# Start of Records provided
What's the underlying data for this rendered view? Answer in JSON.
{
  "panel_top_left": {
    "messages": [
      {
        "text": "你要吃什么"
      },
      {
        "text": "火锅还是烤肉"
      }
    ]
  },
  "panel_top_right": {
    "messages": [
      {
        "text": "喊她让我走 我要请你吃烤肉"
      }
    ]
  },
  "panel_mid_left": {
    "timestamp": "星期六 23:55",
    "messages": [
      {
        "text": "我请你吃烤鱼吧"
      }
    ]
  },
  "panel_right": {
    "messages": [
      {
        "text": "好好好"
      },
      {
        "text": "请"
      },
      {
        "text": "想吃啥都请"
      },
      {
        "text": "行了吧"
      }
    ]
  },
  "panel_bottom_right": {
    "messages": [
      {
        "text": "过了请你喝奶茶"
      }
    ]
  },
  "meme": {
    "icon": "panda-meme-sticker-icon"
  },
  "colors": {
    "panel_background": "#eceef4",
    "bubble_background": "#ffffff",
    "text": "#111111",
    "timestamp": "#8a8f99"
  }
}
# End of Records provided
# Start of Records provided
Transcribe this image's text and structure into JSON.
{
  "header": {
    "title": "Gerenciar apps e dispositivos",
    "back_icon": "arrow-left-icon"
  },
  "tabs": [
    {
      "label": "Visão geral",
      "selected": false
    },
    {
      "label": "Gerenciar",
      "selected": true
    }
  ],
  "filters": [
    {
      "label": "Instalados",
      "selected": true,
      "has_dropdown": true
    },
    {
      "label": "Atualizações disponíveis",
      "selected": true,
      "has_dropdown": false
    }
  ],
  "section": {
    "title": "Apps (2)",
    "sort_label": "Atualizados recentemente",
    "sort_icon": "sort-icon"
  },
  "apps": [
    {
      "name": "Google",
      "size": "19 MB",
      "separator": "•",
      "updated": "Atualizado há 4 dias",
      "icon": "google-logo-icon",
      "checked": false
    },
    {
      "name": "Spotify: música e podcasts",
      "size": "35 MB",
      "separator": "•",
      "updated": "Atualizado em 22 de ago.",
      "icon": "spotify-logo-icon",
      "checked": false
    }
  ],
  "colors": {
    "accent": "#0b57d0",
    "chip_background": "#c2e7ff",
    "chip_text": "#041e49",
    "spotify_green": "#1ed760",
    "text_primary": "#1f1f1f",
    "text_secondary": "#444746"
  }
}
# End of Records provided
What needs to be done: Search the data for "selected" and list every line in which it occurs.

Finished task:
      "selected": false
      "selected": true
      "selected": true,
      "selected": true,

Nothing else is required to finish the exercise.